Task prompt: Find each line with "paying" and copy it.

Data for processing:
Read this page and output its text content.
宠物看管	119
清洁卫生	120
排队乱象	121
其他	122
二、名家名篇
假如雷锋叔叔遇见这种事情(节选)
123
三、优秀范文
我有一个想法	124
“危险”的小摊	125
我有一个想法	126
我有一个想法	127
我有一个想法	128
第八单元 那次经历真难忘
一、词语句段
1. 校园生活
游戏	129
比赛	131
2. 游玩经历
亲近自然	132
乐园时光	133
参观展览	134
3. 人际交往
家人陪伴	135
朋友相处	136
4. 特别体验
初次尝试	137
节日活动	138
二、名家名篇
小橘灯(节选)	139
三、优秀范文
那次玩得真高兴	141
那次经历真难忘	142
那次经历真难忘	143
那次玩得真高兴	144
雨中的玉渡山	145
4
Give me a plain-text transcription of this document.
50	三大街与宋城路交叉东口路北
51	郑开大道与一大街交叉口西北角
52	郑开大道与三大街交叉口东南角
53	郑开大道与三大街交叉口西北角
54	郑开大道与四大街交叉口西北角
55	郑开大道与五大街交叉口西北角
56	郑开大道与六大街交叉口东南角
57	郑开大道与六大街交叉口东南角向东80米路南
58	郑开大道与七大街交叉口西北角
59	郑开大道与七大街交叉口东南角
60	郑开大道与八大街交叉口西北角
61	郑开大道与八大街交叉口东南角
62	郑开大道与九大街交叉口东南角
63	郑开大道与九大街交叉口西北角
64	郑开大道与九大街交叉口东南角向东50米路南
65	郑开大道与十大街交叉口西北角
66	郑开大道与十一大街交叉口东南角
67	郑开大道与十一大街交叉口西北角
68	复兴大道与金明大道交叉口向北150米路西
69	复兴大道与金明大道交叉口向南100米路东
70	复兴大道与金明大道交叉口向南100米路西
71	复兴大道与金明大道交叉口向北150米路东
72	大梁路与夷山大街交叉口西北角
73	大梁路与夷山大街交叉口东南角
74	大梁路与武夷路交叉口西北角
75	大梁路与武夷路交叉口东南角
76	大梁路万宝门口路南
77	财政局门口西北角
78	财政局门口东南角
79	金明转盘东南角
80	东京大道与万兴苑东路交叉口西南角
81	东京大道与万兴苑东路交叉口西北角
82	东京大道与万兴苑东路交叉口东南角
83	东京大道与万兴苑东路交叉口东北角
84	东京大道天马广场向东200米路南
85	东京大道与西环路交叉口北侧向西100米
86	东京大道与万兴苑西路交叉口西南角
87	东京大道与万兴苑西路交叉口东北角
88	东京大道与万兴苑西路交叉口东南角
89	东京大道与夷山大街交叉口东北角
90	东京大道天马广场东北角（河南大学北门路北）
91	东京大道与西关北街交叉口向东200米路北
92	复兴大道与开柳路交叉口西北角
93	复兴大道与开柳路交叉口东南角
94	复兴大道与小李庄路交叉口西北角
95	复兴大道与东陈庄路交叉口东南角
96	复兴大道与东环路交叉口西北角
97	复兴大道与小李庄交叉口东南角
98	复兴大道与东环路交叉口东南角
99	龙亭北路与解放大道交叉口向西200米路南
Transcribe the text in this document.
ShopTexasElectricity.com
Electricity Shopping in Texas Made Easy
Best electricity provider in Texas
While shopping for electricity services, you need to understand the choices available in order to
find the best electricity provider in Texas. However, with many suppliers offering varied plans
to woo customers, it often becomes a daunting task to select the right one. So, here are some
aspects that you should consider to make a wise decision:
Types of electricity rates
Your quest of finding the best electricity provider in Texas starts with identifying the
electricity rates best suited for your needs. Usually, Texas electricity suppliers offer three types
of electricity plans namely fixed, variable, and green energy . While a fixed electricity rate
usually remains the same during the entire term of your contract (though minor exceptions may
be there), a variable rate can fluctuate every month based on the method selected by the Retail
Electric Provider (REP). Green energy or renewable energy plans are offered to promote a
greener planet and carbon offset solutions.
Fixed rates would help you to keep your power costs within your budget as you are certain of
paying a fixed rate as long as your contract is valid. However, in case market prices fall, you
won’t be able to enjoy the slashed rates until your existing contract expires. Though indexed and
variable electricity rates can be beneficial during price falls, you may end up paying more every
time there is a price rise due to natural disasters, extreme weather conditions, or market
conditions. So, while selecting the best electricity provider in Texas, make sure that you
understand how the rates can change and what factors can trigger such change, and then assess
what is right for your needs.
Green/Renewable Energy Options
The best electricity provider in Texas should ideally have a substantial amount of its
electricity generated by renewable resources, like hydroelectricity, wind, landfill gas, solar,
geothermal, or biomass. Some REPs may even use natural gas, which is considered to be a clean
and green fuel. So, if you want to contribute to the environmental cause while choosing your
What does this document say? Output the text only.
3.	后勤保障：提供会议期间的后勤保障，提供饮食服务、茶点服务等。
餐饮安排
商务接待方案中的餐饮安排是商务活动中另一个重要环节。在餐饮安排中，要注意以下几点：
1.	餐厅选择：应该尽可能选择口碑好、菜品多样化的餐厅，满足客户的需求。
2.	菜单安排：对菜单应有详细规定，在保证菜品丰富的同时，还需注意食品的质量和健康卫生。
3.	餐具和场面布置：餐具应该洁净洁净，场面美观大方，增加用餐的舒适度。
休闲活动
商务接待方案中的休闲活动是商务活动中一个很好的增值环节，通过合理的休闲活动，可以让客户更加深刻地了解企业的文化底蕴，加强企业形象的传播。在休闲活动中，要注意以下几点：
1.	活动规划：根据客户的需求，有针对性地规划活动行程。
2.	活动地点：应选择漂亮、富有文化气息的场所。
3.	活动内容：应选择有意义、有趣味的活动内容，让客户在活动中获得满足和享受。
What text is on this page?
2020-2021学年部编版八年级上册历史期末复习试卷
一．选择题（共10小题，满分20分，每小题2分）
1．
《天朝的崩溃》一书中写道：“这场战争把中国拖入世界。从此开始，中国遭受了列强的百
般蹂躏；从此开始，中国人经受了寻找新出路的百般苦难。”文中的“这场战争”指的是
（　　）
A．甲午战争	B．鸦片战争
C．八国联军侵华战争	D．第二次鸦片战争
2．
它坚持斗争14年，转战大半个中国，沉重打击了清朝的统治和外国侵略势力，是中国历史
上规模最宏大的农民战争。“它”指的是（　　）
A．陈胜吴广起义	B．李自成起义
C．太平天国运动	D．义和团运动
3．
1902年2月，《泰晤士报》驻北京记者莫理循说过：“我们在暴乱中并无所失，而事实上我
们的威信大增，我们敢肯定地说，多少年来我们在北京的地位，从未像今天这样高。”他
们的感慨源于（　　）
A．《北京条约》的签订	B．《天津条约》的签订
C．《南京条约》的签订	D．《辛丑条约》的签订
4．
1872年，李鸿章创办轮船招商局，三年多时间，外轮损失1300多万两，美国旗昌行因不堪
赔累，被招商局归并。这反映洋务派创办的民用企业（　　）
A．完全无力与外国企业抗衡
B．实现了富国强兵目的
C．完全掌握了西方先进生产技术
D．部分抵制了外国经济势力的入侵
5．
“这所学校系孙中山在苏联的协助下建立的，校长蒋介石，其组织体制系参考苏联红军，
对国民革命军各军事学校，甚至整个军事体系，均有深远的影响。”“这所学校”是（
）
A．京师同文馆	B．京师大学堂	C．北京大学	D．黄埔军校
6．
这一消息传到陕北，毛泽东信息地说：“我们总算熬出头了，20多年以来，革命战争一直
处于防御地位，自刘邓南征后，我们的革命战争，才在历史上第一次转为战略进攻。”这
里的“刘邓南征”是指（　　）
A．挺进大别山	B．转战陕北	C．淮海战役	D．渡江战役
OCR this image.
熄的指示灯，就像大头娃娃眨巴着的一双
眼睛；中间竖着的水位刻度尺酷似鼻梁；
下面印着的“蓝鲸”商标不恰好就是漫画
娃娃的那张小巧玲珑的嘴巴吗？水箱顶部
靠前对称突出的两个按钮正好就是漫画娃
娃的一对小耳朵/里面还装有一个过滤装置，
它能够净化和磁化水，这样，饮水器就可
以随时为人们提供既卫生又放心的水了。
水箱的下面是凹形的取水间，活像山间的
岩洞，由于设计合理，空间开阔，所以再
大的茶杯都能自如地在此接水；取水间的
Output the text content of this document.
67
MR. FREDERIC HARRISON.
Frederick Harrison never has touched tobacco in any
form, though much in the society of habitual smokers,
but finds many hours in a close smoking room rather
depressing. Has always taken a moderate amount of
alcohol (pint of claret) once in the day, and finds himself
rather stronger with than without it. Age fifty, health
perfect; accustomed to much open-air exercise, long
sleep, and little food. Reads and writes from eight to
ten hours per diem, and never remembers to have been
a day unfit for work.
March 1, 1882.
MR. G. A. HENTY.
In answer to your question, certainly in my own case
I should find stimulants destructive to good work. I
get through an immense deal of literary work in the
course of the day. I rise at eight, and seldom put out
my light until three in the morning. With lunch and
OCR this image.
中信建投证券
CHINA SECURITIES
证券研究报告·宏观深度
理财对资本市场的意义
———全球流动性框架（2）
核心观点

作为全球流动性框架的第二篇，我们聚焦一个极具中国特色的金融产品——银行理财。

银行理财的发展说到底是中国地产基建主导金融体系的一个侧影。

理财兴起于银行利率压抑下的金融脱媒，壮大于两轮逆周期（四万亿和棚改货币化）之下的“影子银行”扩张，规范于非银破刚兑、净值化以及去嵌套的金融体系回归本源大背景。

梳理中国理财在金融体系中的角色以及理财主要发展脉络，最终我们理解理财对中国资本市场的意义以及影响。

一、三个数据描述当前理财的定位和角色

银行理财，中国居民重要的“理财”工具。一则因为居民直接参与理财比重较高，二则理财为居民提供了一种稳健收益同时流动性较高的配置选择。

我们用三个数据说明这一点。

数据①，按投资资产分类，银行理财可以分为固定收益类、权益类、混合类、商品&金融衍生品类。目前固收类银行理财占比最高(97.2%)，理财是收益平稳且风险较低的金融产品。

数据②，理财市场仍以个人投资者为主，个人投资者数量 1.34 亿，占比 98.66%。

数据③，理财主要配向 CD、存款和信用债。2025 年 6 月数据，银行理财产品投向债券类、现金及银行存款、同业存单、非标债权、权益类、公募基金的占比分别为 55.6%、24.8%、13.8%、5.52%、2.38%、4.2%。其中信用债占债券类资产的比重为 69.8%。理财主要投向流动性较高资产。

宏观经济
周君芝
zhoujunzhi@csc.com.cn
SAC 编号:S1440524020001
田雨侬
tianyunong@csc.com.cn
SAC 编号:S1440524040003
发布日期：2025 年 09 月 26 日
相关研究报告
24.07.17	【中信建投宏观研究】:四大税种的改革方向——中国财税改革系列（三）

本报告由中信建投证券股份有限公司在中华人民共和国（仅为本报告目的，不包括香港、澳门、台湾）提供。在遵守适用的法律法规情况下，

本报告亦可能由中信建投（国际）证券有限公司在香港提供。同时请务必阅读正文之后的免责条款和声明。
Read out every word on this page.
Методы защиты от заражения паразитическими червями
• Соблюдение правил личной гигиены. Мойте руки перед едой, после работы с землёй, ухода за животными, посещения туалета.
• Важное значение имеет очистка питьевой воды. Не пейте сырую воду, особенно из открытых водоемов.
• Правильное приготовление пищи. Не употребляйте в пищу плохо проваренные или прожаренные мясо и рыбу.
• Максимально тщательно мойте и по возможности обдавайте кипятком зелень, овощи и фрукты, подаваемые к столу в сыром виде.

Answer to this problem:
paying a fixed rate as long as your contract is valid. However, in case market prices fall, you
variable electricity rates can be beneficial during price falls, you may end up paying more every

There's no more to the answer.